Produce an exact copy of the lines from the line that contains "Extract the structured" to the end of the listing below.

# [Record excerpts]
———

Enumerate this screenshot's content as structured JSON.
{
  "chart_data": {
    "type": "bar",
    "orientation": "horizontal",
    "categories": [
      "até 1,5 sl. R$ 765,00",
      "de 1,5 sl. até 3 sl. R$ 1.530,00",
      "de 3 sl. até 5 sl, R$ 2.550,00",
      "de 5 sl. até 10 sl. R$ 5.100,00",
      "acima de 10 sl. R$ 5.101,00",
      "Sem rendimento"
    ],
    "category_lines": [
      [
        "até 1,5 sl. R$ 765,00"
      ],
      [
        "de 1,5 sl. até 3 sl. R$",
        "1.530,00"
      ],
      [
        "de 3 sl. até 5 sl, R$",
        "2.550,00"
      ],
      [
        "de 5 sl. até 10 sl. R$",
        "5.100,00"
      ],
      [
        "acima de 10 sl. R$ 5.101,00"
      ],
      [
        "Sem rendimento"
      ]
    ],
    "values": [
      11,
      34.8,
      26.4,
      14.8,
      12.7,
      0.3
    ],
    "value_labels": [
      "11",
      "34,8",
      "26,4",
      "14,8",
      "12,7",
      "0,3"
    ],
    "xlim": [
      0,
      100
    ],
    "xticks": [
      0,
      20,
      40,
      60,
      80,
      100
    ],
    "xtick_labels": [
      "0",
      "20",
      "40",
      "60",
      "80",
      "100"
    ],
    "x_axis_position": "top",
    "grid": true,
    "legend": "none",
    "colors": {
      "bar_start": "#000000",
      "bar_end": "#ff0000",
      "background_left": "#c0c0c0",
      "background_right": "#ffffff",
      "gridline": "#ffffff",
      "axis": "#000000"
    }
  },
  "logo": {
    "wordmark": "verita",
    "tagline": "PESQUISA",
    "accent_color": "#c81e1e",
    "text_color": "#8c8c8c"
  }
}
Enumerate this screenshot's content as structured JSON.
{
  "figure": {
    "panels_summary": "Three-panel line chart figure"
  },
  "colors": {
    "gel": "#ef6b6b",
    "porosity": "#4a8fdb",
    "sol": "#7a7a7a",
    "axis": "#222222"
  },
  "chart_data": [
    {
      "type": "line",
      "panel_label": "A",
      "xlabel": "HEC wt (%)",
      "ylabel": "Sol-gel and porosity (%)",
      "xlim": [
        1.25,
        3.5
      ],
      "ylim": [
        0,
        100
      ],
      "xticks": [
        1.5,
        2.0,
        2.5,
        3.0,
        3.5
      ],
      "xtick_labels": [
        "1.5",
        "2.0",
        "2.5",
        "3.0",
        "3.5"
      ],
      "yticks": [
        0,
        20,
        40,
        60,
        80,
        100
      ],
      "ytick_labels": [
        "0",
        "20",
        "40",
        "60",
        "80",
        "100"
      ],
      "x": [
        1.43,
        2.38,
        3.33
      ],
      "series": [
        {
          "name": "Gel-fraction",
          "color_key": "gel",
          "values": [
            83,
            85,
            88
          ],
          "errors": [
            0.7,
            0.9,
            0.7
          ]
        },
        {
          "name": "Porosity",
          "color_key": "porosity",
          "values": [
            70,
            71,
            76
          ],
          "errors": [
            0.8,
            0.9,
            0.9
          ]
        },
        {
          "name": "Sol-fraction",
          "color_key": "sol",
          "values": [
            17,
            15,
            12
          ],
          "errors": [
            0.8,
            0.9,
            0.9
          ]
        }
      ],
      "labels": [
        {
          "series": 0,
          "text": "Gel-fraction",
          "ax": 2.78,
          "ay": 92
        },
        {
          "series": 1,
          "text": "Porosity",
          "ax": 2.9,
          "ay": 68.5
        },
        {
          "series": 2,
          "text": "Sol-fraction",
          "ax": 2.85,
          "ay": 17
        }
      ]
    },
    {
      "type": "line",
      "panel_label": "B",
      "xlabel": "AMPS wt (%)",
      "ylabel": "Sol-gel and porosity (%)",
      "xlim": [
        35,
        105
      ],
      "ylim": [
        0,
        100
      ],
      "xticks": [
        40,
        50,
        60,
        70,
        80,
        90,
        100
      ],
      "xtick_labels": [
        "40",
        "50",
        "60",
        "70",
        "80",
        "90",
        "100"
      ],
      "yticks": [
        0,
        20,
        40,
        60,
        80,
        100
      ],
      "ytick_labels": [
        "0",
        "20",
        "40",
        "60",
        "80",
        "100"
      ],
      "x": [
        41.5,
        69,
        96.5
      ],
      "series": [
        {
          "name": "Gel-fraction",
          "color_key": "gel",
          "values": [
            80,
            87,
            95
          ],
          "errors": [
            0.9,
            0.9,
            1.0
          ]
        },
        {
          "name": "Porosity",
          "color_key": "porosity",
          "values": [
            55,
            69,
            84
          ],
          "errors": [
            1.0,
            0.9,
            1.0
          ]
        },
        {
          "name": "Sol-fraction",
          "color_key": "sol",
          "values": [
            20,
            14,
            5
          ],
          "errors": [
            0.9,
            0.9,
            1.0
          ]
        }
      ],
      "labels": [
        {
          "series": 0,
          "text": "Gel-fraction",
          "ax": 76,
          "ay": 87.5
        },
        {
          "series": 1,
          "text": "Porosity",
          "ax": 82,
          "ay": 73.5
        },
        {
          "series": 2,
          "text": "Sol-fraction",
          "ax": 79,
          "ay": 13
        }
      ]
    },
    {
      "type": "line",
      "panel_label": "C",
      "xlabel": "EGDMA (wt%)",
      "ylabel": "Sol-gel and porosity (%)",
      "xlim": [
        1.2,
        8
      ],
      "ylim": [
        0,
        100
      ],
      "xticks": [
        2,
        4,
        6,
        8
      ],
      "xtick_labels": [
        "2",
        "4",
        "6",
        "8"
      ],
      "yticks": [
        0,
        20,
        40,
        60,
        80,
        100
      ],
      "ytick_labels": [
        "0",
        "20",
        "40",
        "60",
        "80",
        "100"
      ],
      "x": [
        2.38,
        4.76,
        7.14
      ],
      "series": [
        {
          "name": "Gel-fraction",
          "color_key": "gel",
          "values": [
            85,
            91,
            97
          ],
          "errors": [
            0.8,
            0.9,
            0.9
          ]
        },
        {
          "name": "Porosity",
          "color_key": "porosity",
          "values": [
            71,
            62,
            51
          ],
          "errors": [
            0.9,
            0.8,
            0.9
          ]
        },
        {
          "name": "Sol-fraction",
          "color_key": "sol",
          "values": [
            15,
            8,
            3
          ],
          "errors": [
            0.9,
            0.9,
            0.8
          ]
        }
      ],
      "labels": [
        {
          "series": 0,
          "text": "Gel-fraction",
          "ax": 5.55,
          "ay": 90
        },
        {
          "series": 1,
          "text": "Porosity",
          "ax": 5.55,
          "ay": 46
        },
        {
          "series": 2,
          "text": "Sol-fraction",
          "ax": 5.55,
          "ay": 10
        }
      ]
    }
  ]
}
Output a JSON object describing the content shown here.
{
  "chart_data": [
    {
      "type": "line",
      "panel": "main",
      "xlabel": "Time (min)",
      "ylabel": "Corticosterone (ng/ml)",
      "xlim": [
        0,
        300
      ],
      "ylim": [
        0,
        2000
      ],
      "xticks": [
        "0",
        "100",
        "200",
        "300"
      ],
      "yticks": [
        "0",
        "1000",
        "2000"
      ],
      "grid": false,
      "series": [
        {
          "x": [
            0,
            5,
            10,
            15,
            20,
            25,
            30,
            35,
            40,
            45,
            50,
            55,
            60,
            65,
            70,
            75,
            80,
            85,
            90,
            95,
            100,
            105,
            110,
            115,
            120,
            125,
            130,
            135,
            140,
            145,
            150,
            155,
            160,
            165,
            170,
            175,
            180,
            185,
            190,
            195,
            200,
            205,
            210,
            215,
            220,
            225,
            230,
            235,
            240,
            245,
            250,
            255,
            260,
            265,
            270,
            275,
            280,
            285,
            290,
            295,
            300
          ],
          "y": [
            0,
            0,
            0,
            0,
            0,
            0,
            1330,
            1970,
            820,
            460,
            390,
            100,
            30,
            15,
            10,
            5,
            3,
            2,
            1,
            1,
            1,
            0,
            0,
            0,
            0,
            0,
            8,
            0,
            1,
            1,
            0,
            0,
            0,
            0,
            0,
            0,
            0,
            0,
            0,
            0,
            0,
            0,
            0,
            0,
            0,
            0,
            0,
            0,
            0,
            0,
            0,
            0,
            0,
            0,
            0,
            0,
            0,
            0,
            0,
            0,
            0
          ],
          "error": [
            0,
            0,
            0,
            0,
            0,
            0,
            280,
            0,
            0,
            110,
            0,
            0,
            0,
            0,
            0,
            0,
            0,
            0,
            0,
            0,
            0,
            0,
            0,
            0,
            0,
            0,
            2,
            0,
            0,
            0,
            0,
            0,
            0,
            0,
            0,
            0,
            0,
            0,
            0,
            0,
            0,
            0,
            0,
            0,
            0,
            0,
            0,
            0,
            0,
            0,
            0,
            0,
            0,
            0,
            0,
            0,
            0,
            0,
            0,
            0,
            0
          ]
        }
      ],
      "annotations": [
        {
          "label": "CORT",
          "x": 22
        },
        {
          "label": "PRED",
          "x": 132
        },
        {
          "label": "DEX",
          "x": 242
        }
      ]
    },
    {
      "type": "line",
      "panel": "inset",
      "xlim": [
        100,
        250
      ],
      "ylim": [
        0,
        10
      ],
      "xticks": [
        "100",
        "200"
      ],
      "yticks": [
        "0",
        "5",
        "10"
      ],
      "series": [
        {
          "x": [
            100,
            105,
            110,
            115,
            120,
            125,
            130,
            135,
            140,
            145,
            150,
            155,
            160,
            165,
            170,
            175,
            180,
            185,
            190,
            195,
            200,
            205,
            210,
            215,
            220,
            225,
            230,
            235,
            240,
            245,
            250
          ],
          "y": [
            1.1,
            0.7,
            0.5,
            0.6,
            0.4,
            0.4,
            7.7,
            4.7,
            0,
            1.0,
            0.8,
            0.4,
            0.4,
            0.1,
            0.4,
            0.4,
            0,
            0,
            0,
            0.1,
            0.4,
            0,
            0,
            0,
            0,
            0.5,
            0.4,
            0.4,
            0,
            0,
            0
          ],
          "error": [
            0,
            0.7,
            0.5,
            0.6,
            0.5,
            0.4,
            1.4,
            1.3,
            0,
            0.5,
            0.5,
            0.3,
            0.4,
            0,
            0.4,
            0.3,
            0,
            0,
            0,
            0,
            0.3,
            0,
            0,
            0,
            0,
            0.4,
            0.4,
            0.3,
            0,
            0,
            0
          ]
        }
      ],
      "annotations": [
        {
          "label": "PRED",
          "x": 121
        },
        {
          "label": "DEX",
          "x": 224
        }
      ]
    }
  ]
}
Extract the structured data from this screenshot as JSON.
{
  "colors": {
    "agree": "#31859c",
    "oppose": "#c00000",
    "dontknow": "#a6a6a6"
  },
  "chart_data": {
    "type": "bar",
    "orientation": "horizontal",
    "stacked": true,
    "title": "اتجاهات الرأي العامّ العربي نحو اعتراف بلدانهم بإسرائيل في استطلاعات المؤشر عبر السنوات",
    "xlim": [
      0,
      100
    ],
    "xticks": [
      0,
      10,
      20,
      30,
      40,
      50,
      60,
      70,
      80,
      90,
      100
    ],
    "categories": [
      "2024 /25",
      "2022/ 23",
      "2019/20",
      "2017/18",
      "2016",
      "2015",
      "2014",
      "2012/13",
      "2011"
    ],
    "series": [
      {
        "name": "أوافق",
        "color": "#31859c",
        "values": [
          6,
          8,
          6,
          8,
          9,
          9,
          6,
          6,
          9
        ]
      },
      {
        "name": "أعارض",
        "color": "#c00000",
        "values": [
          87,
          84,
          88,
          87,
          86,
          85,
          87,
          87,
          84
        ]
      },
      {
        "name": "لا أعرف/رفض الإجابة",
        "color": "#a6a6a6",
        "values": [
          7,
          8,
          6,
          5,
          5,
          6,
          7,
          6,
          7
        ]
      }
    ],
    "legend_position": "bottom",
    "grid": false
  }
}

———

# [Output for this task]
Extract the structured data from this screenshot as JSON.
{
  "colors": {
    "agree": "#31859c",
    "oppose": "#c00000",
    "dontknow": "#a6a6a6"
  },
  "chart_data": {
    "type": "bar",
    "orientation": "horizontal",
    "stacked": true,
    "title": "اتجاهات الرأي العامّ العربي نحو اعتراف بلدانهم بإسرائيل في استطلاعات المؤشر عبر السنوات",
    "xlim": [
      0,
      100
    ],
    "xticks": [
      0,
      10,
      20,
      30,
      40,
      50,
      60,
      70,
      80,
      90,
      100
    ],
    "categories": [
      "2024 /25",
      "2022/ 23",
      "2019/20",
      "2017/18",
      "2016",
      "2015",
      "2014",
      "2012/13",
      "2011"
    ],
    "series": [
      {
        "name": "أوافق",
        "color": "#31859c",
        "values": [
          6,
          8,
          6,
          8,
          9,
          9,
          6,
          6,
          9
        ]
      },
      {
        "name": "أعارض",
        "color": "#c00000",
        "values": [
          87,
          84,
          88,
          87,
          86,
          85,
          87,
          87,
          84
        ]
      },
      {
        "name": "لا أعرف/رفض الإجابة",
        "color": "#a6a6a6",
        "values": [
          7,
          8,
          6,
          5,
          5,
          6,
          7,
          6,
          7
        ]
      }
    ],
    "legend_position": "bottom",
    "grid": false
  }
}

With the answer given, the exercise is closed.